Output every record below exactly as it appears.

── Exercise data ──

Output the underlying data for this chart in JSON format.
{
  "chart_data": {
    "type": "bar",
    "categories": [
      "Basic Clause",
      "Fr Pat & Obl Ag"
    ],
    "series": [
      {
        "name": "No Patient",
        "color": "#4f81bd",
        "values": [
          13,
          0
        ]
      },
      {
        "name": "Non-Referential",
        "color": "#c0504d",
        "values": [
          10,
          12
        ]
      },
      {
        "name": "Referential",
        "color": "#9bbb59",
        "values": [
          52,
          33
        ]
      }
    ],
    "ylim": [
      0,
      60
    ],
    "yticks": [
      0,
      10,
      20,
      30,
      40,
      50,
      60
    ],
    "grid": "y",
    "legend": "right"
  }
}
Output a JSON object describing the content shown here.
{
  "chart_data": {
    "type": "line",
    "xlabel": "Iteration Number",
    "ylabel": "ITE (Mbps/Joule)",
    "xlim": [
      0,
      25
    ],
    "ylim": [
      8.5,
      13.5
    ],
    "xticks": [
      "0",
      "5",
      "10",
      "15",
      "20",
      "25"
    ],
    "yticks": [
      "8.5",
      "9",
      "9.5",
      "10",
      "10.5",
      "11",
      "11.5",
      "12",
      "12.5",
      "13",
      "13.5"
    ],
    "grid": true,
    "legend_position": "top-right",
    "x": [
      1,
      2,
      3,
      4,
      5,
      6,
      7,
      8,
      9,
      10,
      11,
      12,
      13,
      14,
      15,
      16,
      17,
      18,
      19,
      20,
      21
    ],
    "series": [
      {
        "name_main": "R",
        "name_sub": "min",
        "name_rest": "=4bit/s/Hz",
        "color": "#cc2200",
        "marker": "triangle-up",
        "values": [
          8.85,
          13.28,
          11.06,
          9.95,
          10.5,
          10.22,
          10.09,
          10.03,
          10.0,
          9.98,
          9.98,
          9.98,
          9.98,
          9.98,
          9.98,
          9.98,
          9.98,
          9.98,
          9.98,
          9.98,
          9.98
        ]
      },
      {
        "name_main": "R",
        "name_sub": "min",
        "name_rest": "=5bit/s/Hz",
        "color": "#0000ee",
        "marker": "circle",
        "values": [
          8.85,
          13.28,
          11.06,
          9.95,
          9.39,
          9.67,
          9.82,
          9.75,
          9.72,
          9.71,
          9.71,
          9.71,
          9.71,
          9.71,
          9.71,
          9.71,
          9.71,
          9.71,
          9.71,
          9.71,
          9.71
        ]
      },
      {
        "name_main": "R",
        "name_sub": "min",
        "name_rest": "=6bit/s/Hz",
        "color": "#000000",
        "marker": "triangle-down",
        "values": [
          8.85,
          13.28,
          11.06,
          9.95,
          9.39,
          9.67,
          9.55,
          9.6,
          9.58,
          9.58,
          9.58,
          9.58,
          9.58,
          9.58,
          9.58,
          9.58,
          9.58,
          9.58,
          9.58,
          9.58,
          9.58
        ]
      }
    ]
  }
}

───

Finished task ->
Output the underlying data for this chart in JSON format.
{
  "chart_data": {
    "type": "bar",
    "categories": [
      "Basic Clause",
      "Fr Pat & Obl Ag"
    ],
    "series": [
      {
        "name": "No Patient",
        "color": "#4f81bd",
        "values": [
          13,
          0
        ]
      },
      {
        "name": "Non-Referential",
        "color": "#c0504d",
        "values": [
          10,
          12
        ]
      },
      {
        "name": "Referential",
        "color": "#9bbb59",
        "values": [
          52,
          33
        ]
      }
    ],
    "ylim": [
      0,
      60
    ],
    "yticks": [
      0,
      10,
      20,
      30,
      40,
      50,
      60
    ],
    "grid": "y",
    "legend": "right"
  }
}
Output a JSON object describing the content shown here.
{
  "chart_data": {
    "type": "line",
    "xlabel": "Iteration Number",
    "ylabel": "ITE (Mbps/Joule)",
    "xlim": [
      0,
      25
    ],
    "ylim": [
      8.5,
      13.5
    ],
    "xticks": [
      "0",
      "5",
      "10",
      "15",
      "20",
      "25"
    ],
    "yticks": [
      "8.5",
      "9",
      "9.5",
      "10",
      "10.5",
      "11",
      "11.5",
      "12",
      "12.5",
      "13",
      "13.5"
    ],
    "grid": true,
    "legend_position": "top-right",
    "x": [
      1,
      2,
      3,
      4,
      5,
      6,
      7,
      8,
      9,
      10,
      11,
      12,
      13,
      14,
      15,
      16,
      17,
      18,
      19,
      20,
      21
    ],
    "series": [
      {
        "name_main": "R",
        "name_sub": "min",
        "name_rest": "=4bit/s/Hz",
        "color": "#cc2200",
        "marker": "triangle-up",
        "values": [
          8.85,
          13.28,
          11.06,
          9.95,
          10.5,
          10.22,
          10.09,
          10.03,
          10.0,
          9.98,
          9.98,
          9.98,
          9.98,
          9.98,
          9.98,
          9.98,
          9.98,
          9.98,
          9.98,
          9.98,
          9.98
        ]
      },
      {
        "name_main": "R",
        "name_sub": "min",
        "name_rest": "=5bit/s/Hz",
        "color": "#0000ee",
        "marker": "circle",
        "values": [
          8.85,
          13.28,
          11.06,
          9.95,
          9.39,
          9.67,
          9.82,
          9.75,
          9.72,
          9.71,
          9.71,
          9.71,
          9.71,
          9.71,
          9.71,
          9.71,
          9.71,
          9.71,
          9.71,
          9.71,
          9.71
        ]
      },
      {
        "name_main": "R",
        "name_sub": "min",
        "name_rest": "=6bit/s/Hz",
        "color": "#000000",
        "marker": "triangle-down",
        "values": [
          8.85,
          13.28,
          11.06,
          9.95,
          9.39,
          9.67,
          9.55,
          9.6,
          9.58,
          9.58,
          9.58,
          9.58,
          9.58,
          9.58,
          9.58,
          9.58,
          9.58,
          9.58,
          9.58,
          9.58,
          9.58
        ]
      }
    ]
  }
}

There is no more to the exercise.